Data:
"""

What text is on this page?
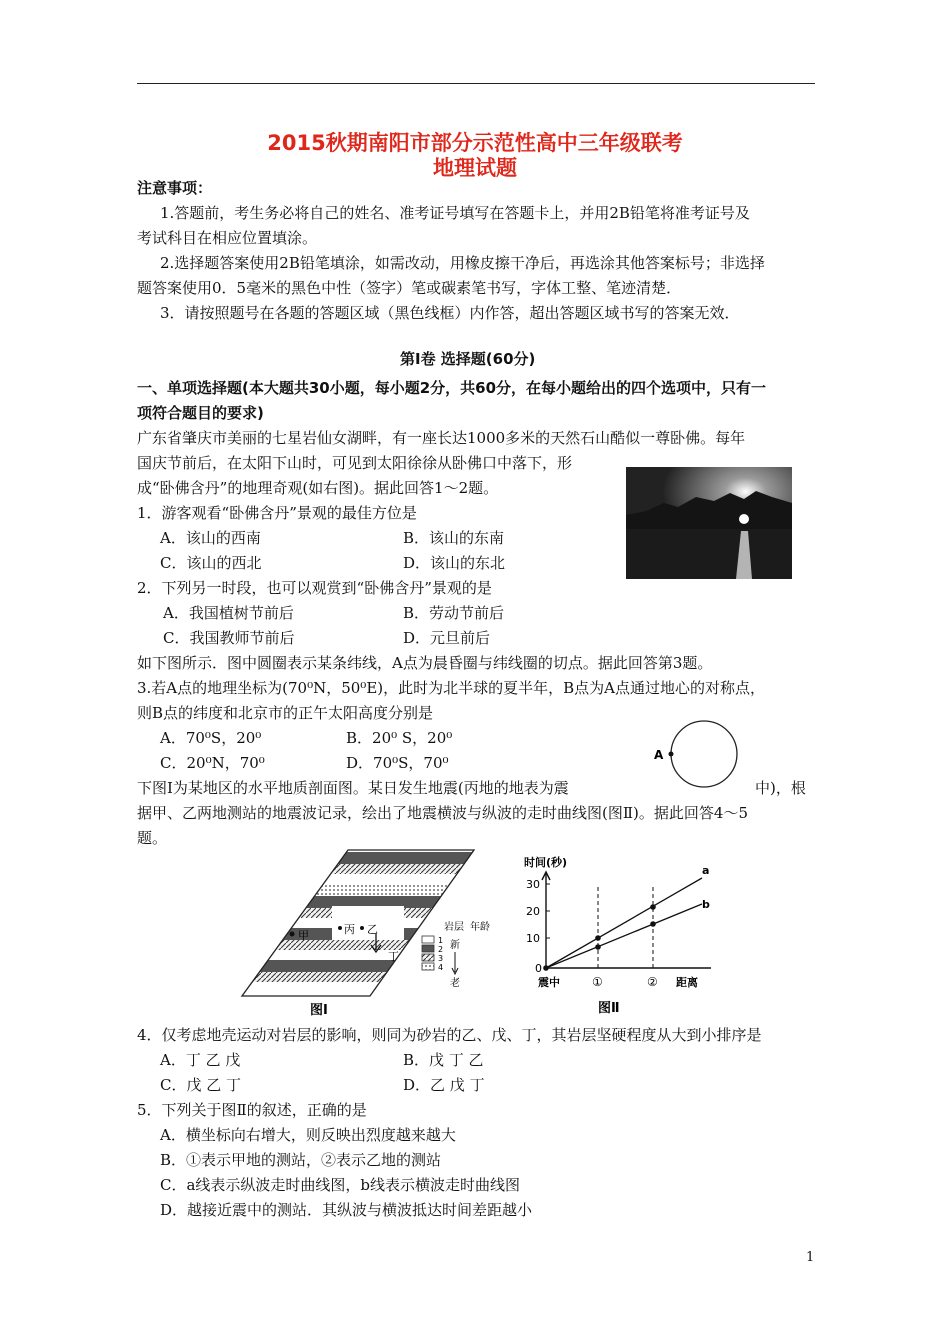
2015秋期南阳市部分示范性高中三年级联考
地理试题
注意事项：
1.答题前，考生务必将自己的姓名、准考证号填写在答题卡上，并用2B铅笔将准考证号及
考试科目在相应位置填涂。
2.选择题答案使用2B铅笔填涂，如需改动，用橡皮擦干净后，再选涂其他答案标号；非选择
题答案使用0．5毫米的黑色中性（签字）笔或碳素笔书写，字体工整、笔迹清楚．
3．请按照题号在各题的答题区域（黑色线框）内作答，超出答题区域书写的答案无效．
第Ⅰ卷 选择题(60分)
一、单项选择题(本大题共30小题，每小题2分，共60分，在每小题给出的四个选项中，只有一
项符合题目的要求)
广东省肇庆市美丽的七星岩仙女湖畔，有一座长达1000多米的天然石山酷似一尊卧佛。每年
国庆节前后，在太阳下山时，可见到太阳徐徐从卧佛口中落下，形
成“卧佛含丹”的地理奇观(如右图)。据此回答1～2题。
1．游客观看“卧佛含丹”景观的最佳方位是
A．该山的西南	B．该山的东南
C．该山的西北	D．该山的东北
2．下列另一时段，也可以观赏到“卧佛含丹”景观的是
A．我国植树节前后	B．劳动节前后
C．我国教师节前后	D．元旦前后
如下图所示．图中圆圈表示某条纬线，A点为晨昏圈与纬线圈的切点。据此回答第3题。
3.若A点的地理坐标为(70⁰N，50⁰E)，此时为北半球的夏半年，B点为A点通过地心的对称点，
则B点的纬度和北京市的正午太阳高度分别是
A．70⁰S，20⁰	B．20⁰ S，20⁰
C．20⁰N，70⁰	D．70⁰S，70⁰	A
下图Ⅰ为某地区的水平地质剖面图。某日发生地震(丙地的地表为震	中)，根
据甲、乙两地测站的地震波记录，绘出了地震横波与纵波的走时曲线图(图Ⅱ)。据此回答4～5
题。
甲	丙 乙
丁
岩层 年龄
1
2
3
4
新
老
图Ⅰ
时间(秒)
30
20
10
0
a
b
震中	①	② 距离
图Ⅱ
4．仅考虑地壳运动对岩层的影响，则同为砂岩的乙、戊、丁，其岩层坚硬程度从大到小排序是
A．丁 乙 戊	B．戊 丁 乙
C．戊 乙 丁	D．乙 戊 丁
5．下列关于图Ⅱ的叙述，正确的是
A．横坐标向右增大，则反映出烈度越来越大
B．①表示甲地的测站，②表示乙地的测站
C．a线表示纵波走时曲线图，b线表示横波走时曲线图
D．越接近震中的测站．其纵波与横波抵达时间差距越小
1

"""

Task to carry out: Skip the pictures and transcribe the rest of the records exactly.

Response for this exercise:
What text is on this page?
2015秋期南阳市部分示范性高中三年级联考
地理试题
注意事项：
1.答题前，考生务必将自己的姓名、准考证号填写在答题卡上，并用2B铅笔将准考证号及
考试科目在相应位置填涂。
2.选择题答案使用2B铅笔填涂，如需改动，用橡皮擦干净后，再选涂其他答案标号；非选择
题答案使用0．5毫米的黑色中性（签字）笔或碳素笔书写，字体工整、笔迹清楚．
3．请按照题号在各题的答题区域（黑色线框）内作答，超出答题区域书写的答案无效．
第Ⅰ卷 选择题(60分)
一、单项选择题(本大题共30小题，每小题2分，共60分，在每小题给出的四个选项中，只有一
项符合题目的要求)
广东省肇庆市美丽的七星岩仙女湖畔，有一座长达1000多米的天然石山酷似一尊卧佛。每年
国庆节前后，在太阳下山时，可见到太阳徐徐从卧佛口中落下，形
成“卧佛含丹”的地理奇观(如右图)。据此回答1～2题。
1．游客观看“卧佛含丹”景观的最佳方位是
A．该山的西南	B．该山的东南
C．该山的西北	D．该山的东北
2．下列另一时段，也可以观赏到“卧佛含丹”景观的是
A．我国植树节前后	B．劳动节前后
C．我国教师节前后	D．元旦前后
如下图所示．图中圆圈表示某条纬线，A点为晨昏圈与纬线圈的切点。据此回答第3题。
3.若A点的地理坐标为(70⁰N，50⁰E)，此时为北半球的夏半年，B点为A点通过地心的对称点，
则B点的纬度和北京市的正午太阳高度分别是
A．70⁰S，20⁰	B．20⁰ S，20⁰
C．20⁰N，70⁰	D．70⁰S，70⁰	A
下图Ⅰ为某地区的水平地质剖面图。某日发生地震(丙地的地表为震	中)，根
据甲、乙两地测站的地震波记录，绘出了地震横波与纵波的走时曲线图(图Ⅱ)。据此回答4～5
题。
甲	丙 乙
丁
岩层 年龄
1
2
3
4
新
老
图Ⅰ
时间(秒)
30
20
10
0
a
b
震中	①	② 距离
图Ⅱ
4．仅考虑地壳运动对岩层的影响，则同为砂岩的乙、戊、丁，其岩层坚硬程度从大到小排序是
A．丁 乙 戊	B．戊 丁 乙
C．戊 乙 丁	D．乙 戊 丁
5．下列关于图Ⅱ的叙述，正确的是
A．横坐标向右增大，则反映出烈度越来越大
B．①表示甲地的测站，②表示乙地的测站
C．a线表示纵波走时曲线图，b线表示横波走时曲线图
D．越接近震中的测站．其纵波与横波抵达时间差距越小
1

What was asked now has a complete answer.